• _Text to read_:
•••

Sharing
Article info
12/08/2011

A new dawn
Stewart Hotston takes a look at what is on the horizon for commercial property
A recent survey by The Royal Institution of Chartered Surveyors (RICS) saw commercial property sales showing a strong first quarter in the UK, with their surveyors reporting the best figures since 2007. This was supported by the IPD figures in the tables supplied, which showed growth in 2010.
However, it is fairly evident to see that these figures mask the dynamics which underpin our fragile recovery. Reflecting back on my O level maths lessons I remember my teacher stressing the arithmetic mean was not always the best way to express an average, and the current market clearly illustrates this, as property within the M25, and tight pockets in and around the West End and the City, distort the picture nationally.
Prime estate
Describing the commercial property market as a ‘market’, whether in the UK, or across continental Europe is misleading, as there are only two markets: London Prime and everything else. This is true across the EU, with the only variable being just how much ‘prime’ there is in each country’s capital city.
Of greater concern is where the market may be going. In the latest Hatfield Philips European CMBS insight (research, April 2011), the major lenders: banks, fund managers, VC providers and other key industry experts predicted that, for many European markets, commercial prices have not bottomed out. Full details are on the website but, looking at a few markets, 45 percent believed the UK had further to fall. Germany was much better at just 33 percent, whereas both Spain and Ireland were closer to 90 percent.
This poses a problem as traditional lenders are currently only interested in funding for prime properties, which leaves much of the £600bn of property loans that need to find a home in the next two years out in the cold.
In reality, the picture is not as clear cut, as you have two types of borrower – the one that found its funding through the CMBS (commercial mortgage-backed securities) route and those that used a balance sheet lender.
The CMBS market, while much smaller, does afford a snapshot of the whole of the market and is also in the position of being publicly scrutinised. The woes of the balance sheet lender can, at least momentarily, be hidden from sight – a strategy aptly termed delay and pray. Indeed, in a perverse turn of events, capital allocation rules mean it may be cheaper for Banks to hold these problematic loans on their balance sheets rather than enforce or sell them on at a discount. Having these loans ‘out of sight and out of mind’ is actually no bad thing as public disclosure could very literally lead to a calamitous event, possibly worse than the residential meltdown.
Funding flatline
There are a number of reasons why funding does not exist. Probably the largest is the impact of Basel, which means that even lenders with a strong balance sheet have to be more cautious about where they lend. Next in line is where the former lenders don’t exist anymore. Other issues include the sheer size of some of the loans, which any single lender would almost certainly baulk at today.
Most of the above will be very familiar; what’s important is to establish how we are going to extricate ourselves. First of all, I would like to dismiss any belief that sovereign funds are going to come to our rescue. Even before the events of recent months in the Middle East, the appetite for lending of the sovereign funds was restricted to very specific and extremely high profile developments, such as the Shard in London.
So, where is the funding for the business park outside of Glasgow or the distribution centre on the M1 going to come from? Traditional lenders will have to play their part, but only for a minority of loans; unless government pressure dictates otherwise.

•••

• _Source data_:
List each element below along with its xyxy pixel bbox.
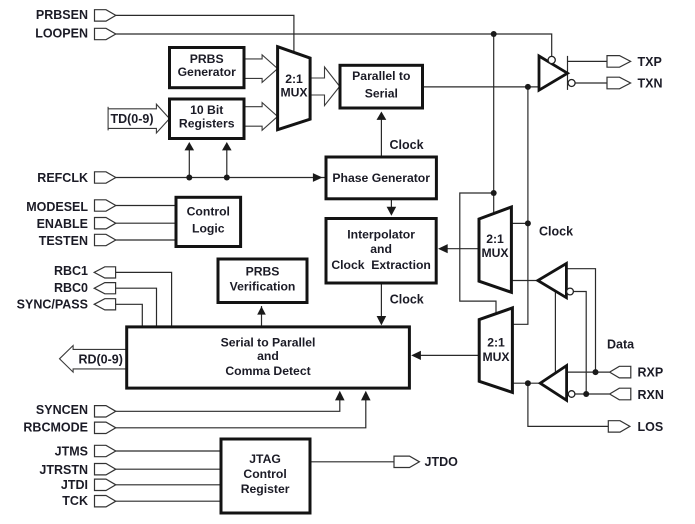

•••

• _Objectives_:
(a) Decide whether each statement below agrees with the commercial property article. For each, answer yes or no and quote the words of the article that decide it.
(i) In the Hatfield Philips European CMBS insight, 45 percent believed the UK had further to fall.
(ii) Surveyors in the RICS survey reported the best figures since 2010.
(iii) The lending appetite of sovereign funds was limited to very specific, extremely high profile developments.
(b) List every reason the commercial property article gives for why funding does not exist.

• _Written responses_:
(a)
(i) Yes: "45 percent believed the UK had further to fall"
(ii) No: "with their surveyors reporting the best figures since 2007"
(iii) Yes: "the appetite for lending of the sovereign funds was restricted to very specific and extremely high profile developments, such as the Shard in London"

(b)
- The impact of Basel, which means even lenders with a strong balance sheet have to be more cautious about where they lend
- The former lenders don't exist anymore
- The sheer size of some of the loans, which any single lender would almost certainly baulk at today